» **Task requirements**
Report each line of the data that has "Högre" somewhere in it.

** Start of Dataset **

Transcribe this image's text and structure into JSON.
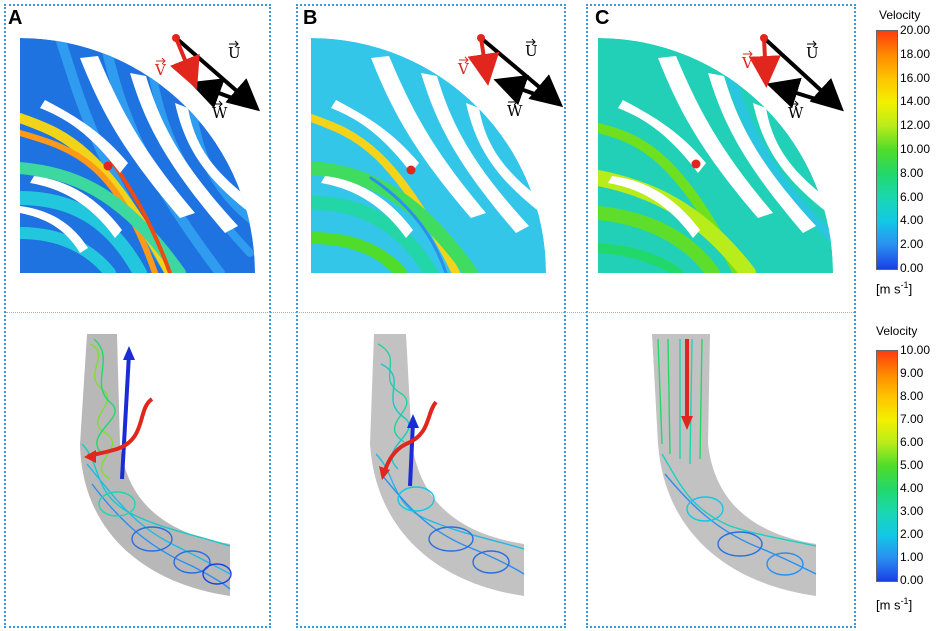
{
  "panels": [
    {
      "letter": "A"
    },
    {
      "letter": "B"
    },
    {
      "letter": "C"
    }
  ],
  "vectors": {
    "v": "V",
    "u": "U",
    "w": "W"
  },
  "legend_top": {
    "title": "Velocity",
    "ticks": [
      "20.00",
      "18.00",
      "16.00",
      "14.00",
      "12.00",
      "10.00",
      "8.00",
      "6.00",
      "4.00",
      "2.00",
      "0.00"
    ],
    "unit_base": "[m s",
    "unit_exp": "-1",
    "unit_close": "]"
  },
  "legend_bottom": {
    "title": "Velocity",
    "ticks": [
      "10.00",
      "9.00",
      "8.00",
      "7.00",
      "6.00",
      "5.00",
      "4.00",
      "3.00",
      "2.00",
      "1.00",
      "0.00"
    ],
    "unit_base": "[m s",
    "unit_exp": "-1",
    "unit_close": "]"
  },
  "colors": {
    "frame": "#3a9ad9",
    "arrow_red": "#e0261d",
    "arrow_blue": "#1b2bd6",
    "scale": [
      "#ff3b10",
      "#ff8a00",
      "#ffc400",
      "#f3f000",
      "#b8ec1a",
      "#4fdc2a",
      "#22d86a",
      "#19d8b0",
      "#12c8e6",
      "#2a8ff0",
      "#1a3fe6"
    ]
  }
}
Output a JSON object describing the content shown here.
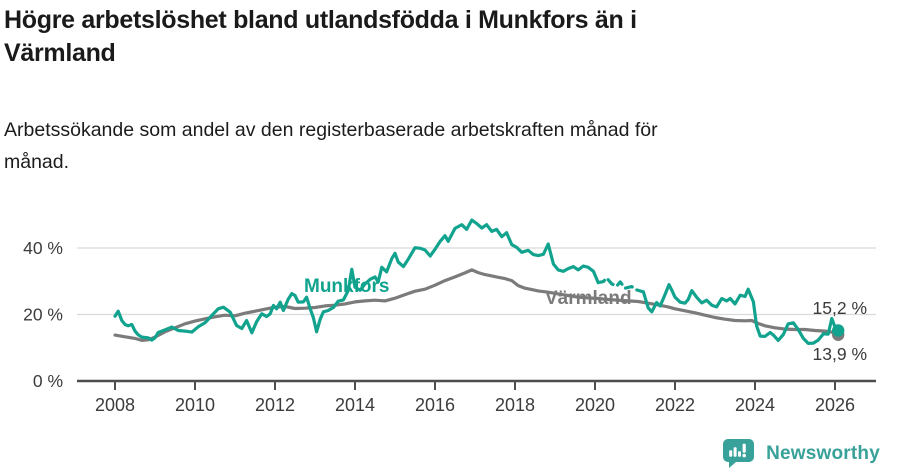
{
  "header": {
    "title_line1": "Högre arbetslöshet bland utlandsfödda i Munkfors än i",
    "title_line2": "Värmland",
    "subtitle_line1": "Arbetssökande som andel av den registerbaserade arbetskraften månad för",
    "subtitle_line2": "månad."
  },
  "footer": {
    "brand": "Newsworthy",
    "brand_color": "#38a199",
    "logo_icon": "speech-bubble-bar-chart-icon"
  },
  "chart_data": {
    "type": "line",
    "unit": "%",
    "title": "Högre arbetslöshet bland utlandsfödda i Munkfors än i Värmland",
    "subtitle": "Arbetssökande som andel av den registerbaserade arbetskraften månad för månad.",
    "grid": "horizontal-only",
    "x_axis": {
      "ticks": [
        2008,
        2010,
        2012,
        2014,
        2016,
        2018,
        2020,
        2022,
        2024,
        2026
      ]
    },
    "y_axis": {
      "ticks": [
        {
          "value": 0,
          "label": "0 %"
        },
        {
          "value": 20,
          "label": "20 %"
        },
        {
          "value": 40,
          "label": "40 %"
        }
      ],
      "min": 0,
      "max": 48.5
    },
    "colors": {
      "munkfors": "#12a38f",
      "varmland": "#7b7b7b",
      "gridline": "#dadada",
      "axis": "#4d4d4d",
      "tick_label": "#3c3c3c",
      "value_label": "#3a3a3a"
    },
    "series": [
      {
        "name": "Värmland",
        "color": "#7b7b7b",
        "end_label": "13,9 %",
        "end_value": 13.9,
        "end_dot": true,
        "points": [
          [
            2008.0,
            13.8
          ],
          [
            2008.25,
            13.3
          ],
          [
            2008.5,
            12.8
          ],
          [
            2008.67,
            12.2
          ],
          [
            2008.83,
            12.4
          ],
          [
            2009.0,
            13.2
          ],
          [
            2009.25,
            14.8
          ],
          [
            2009.5,
            16.0
          ],
          [
            2009.75,
            17.2
          ],
          [
            2010.0,
            18.0
          ],
          [
            2010.25,
            18.7
          ],
          [
            2010.5,
            19.3
          ],
          [
            2010.75,
            19.8
          ],
          [
            2011.0,
            19.6
          ],
          [
            2011.25,
            20.4
          ],
          [
            2011.5,
            21.0
          ],
          [
            2011.75,
            21.6
          ],
          [
            2012.0,
            22.2
          ],
          [
            2012.25,
            22.4
          ],
          [
            2012.5,
            21.8
          ],
          [
            2012.75,
            21.9
          ],
          [
            2013.0,
            22.1
          ],
          [
            2013.25,
            22.6
          ],
          [
            2013.5,
            22.8
          ],
          [
            2013.75,
            23.2
          ],
          [
            2014.0,
            23.8
          ],
          [
            2014.25,
            24.1
          ],
          [
            2014.5,
            24.3
          ],
          [
            2014.75,
            24.1
          ],
          [
            2015.0,
            24.9
          ],
          [
            2015.25,
            26.0
          ],
          [
            2015.5,
            27.0
          ],
          [
            2015.75,
            27.6
          ],
          [
            2016.0,
            28.8
          ],
          [
            2016.25,
            30.2
          ],
          [
            2016.5,
            31.3
          ],
          [
            2016.75,
            32.5
          ],
          [
            2016.92,
            33.4
          ],
          [
            2017.08,
            32.6
          ],
          [
            2017.25,
            32.0
          ],
          [
            2017.42,
            31.6
          ],
          [
            2017.58,
            31.2
          ],
          [
            2017.75,
            30.8
          ],
          [
            2017.92,
            30.2
          ],
          [
            2018.08,
            28.7
          ],
          [
            2018.25,
            27.9
          ],
          [
            2018.42,
            27.5
          ],
          [
            2018.58,
            27.1
          ],
          [
            2018.83,
            26.7
          ],
          [
            2019.08,
            26.2
          ],
          [
            2019.33,
            25.7
          ],
          [
            2019.58,
            25.2
          ],
          [
            2019.83,
            25.0
          ],
          [
            2020.08,
            24.8
          ],
          [
            2020.33,
            24.5
          ],
          [
            2020.58,
            24.3
          ],
          [
            2020.83,
            24.1
          ],
          [
            2021.08,
            23.9
          ],
          [
            2021.33,
            23.4
          ],
          [
            2021.58,
            22.9
          ],
          [
            2021.83,
            22.3
          ],
          [
            2022.0,
            21.7
          ],
          [
            2022.25,
            21.1
          ],
          [
            2022.5,
            20.5
          ],
          [
            2022.75,
            19.8
          ],
          [
            2023.0,
            19.1
          ],
          [
            2023.25,
            18.6
          ],
          [
            2023.5,
            18.2
          ],
          [
            2023.75,
            18.1
          ],
          [
            2023.92,
            18.2
          ],
          [
            2024.08,
            17.3
          ],
          [
            2024.25,
            16.6
          ],
          [
            2024.5,
            16.0
          ],
          [
            2024.75,
            15.6
          ],
          [
            2025.0,
            15.5
          ],
          [
            2025.25,
            15.5
          ],
          [
            2025.5,
            15.2
          ],
          [
            2025.75,
            15.0
          ],
          [
            2025.92,
            14.7
          ],
          [
            2026.08,
            13.9
          ]
        ]
      },
      {
        "name": "Munkfors",
        "color": "#12a38f",
        "end_label": "15,2 %",
        "end_value": 15.2,
        "end_dot": true,
        "dashed_range": [
          2020.06,
          2021.23
        ],
        "points": [
          [
            2008.0,
            19.5
          ],
          [
            2008.08,
            21.0
          ],
          [
            2008.17,
            18.2
          ],
          [
            2008.25,
            17.0
          ],
          [
            2008.33,
            16.6
          ],
          [
            2008.42,
            17.0
          ],
          [
            2008.5,
            15.0
          ],
          [
            2008.58,
            13.9
          ],
          [
            2008.67,
            13.2
          ],
          [
            2008.83,
            13.0
          ],
          [
            2008.92,
            12.3
          ],
          [
            2009.0,
            13.0
          ],
          [
            2009.08,
            14.6
          ],
          [
            2009.25,
            15.4
          ],
          [
            2009.42,
            16.2
          ],
          [
            2009.58,
            15.2
          ],
          [
            2009.75,
            15.0
          ],
          [
            2009.92,
            14.7
          ],
          [
            2010.08,
            16.3
          ],
          [
            2010.25,
            17.5
          ],
          [
            2010.42,
            19.7
          ],
          [
            2010.58,
            21.7
          ],
          [
            2010.71,
            22.2
          ],
          [
            2010.88,
            20.7
          ],
          [
            2011.04,
            16.7
          ],
          [
            2011.17,
            15.8
          ],
          [
            2011.29,
            18.2
          ],
          [
            2011.42,
            14.5
          ],
          [
            2011.54,
            17.8
          ],
          [
            2011.67,
            20.2
          ],
          [
            2011.79,
            19.4
          ],
          [
            2011.88,
            20.2
          ],
          [
            2011.96,
            22.7
          ],
          [
            2012.04,
            21.7
          ],
          [
            2012.13,
            23.7
          ],
          [
            2012.21,
            21.2
          ],
          [
            2012.33,
            24.6
          ],
          [
            2012.42,
            26.3
          ],
          [
            2012.5,
            25.7
          ],
          [
            2012.58,
            23.7
          ],
          [
            2012.71,
            23.8
          ],
          [
            2012.79,
            25.2
          ],
          [
            2012.88,
            21.7
          ],
          [
            2012.96,
            19.0
          ],
          [
            2013.04,
            14.8
          ],
          [
            2013.13,
            18.6
          ],
          [
            2013.21,
            20.8
          ],
          [
            2013.33,
            21.2
          ],
          [
            2013.46,
            22.1
          ],
          [
            2013.58,
            24.0
          ],
          [
            2013.71,
            24.4
          ],
          [
            2013.83,
            27.2
          ],
          [
            2013.92,
            33.6
          ],
          [
            2014.0,
            28.2
          ],
          [
            2014.13,
            27.3
          ],
          [
            2014.25,
            29.2
          ],
          [
            2014.38,
            30.6
          ],
          [
            2014.5,
            31.3
          ],
          [
            2014.58,
            29.8
          ],
          [
            2014.67,
            34.2
          ],
          [
            2014.79,
            32.8
          ],
          [
            2014.92,
            36.8
          ],
          [
            2015.0,
            38.4
          ],
          [
            2015.08,
            35.8
          ],
          [
            2015.21,
            34.4
          ],
          [
            2015.33,
            36.6
          ],
          [
            2015.5,
            40.1
          ],
          [
            2015.63,
            39.9
          ],
          [
            2015.75,
            39.4
          ],
          [
            2015.88,
            37.6
          ],
          [
            2016.0,
            39.6
          ],
          [
            2016.13,
            42.0
          ],
          [
            2016.25,
            43.7
          ],
          [
            2016.33,
            42.0
          ],
          [
            2016.5,
            45.9
          ],
          [
            2016.67,
            47.0
          ],
          [
            2016.79,
            45.6
          ],
          [
            2016.92,
            48.4
          ],
          [
            2017.04,
            47.4
          ],
          [
            2017.17,
            46.0
          ],
          [
            2017.29,
            47.0
          ],
          [
            2017.42,
            45.0
          ],
          [
            2017.54,
            45.6
          ],
          [
            2017.67,
            43.4
          ],
          [
            2017.79,
            44.6
          ],
          [
            2017.92,
            41.0
          ],
          [
            2018.04,
            40.2
          ],
          [
            2018.17,
            38.7
          ],
          [
            2018.33,
            39.3
          ],
          [
            2018.46,
            38.0
          ],
          [
            2018.58,
            37.7
          ],
          [
            2018.71,
            38.1
          ],
          [
            2018.83,
            41.2
          ],
          [
            2018.96,
            35.2
          ],
          [
            2019.08,
            33.4
          ],
          [
            2019.21,
            33.0
          ],
          [
            2019.33,
            33.8
          ],
          [
            2019.46,
            34.4
          ],
          [
            2019.58,
            33.4
          ],
          [
            2019.71,
            34.6
          ],
          [
            2019.83,
            34.2
          ],
          [
            2019.96,
            33.0
          ],
          [
            2020.08,
            29.6
          ],
          [
            2020.21,
            29.9
          ],
          [
            2020.29,
            31.0
          ],
          [
            2020.42,
            29.2
          ],
          [
            2020.54,
            28.5
          ],
          [
            2020.63,
            29.8
          ],
          [
            2020.75,
            27.9
          ],
          [
            2020.92,
            28.4
          ],
          [
            2021.04,
            27.4
          ],
          [
            2021.21,
            26.8
          ],
          [
            2021.33,
            22.0
          ],
          [
            2021.42,
            20.8
          ],
          [
            2021.54,
            23.6
          ],
          [
            2021.63,
            22.6
          ],
          [
            2021.75,
            26.0
          ],
          [
            2021.85,
            29.0
          ],
          [
            2021.92,
            27.3
          ],
          [
            2022.0,
            25.2
          ],
          [
            2022.13,
            23.7
          ],
          [
            2022.25,
            23.4
          ],
          [
            2022.33,
            24.5
          ],
          [
            2022.42,
            27.2
          ],
          [
            2022.54,
            25.2
          ],
          [
            2022.67,
            23.5
          ],
          [
            2022.79,
            24.3
          ],
          [
            2022.92,
            22.8
          ],
          [
            2023.04,
            22.3
          ],
          [
            2023.17,
            24.8
          ],
          [
            2023.29,
            24.1
          ],
          [
            2023.38,
            24.8
          ],
          [
            2023.5,
            23.2
          ],
          [
            2023.63,
            25.8
          ],
          [
            2023.75,
            25.4
          ],
          [
            2023.83,
            27.6
          ],
          [
            2023.96,
            23.8
          ],
          [
            2024.04,
            16.6
          ],
          [
            2024.13,
            13.5
          ],
          [
            2024.25,
            13.4
          ],
          [
            2024.38,
            14.6
          ],
          [
            2024.46,
            13.8
          ],
          [
            2024.58,
            12.2
          ],
          [
            2024.71,
            14.0
          ],
          [
            2024.83,
            17.2
          ],
          [
            2024.96,
            17.5
          ],
          [
            2025.08,
            15.5
          ],
          [
            2025.21,
            12.8
          ],
          [
            2025.33,
            11.3
          ],
          [
            2025.46,
            11.4
          ],
          [
            2025.58,
            12.3
          ],
          [
            2025.71,
            14.2
          ],
          [
            2025.83,
            14.1
          ],
          [
            2025.92,
            18.8
          ],
          [
            2026.0,
            16.2
          ],
          [
            2026.08,
            15.2
          ]
        ]
      }
    ]
  }
}
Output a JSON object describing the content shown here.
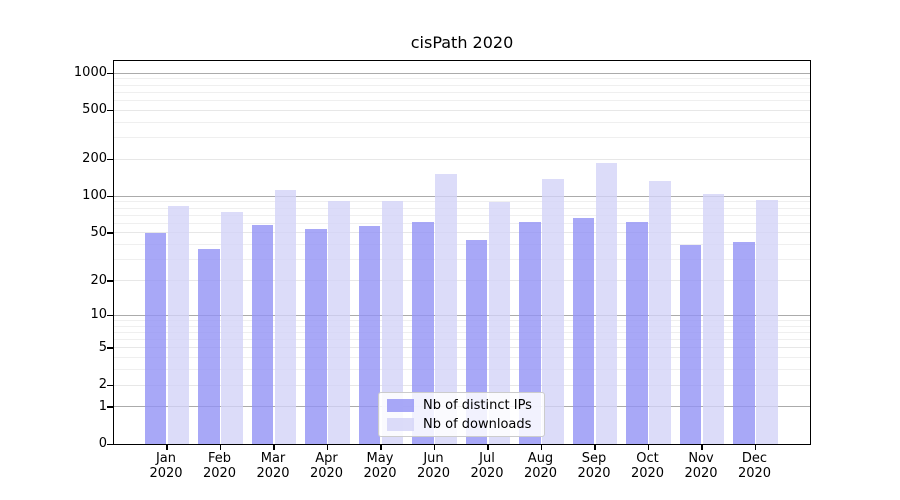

** End of Dataset **

» **Task answer**
    "title_line1": "Högre arbetslöshet bland utlandsfödda i Munkfors än i",
    "title": "Högre arbetslöshet bland utlandsfödda i Munkfors än i Värmland",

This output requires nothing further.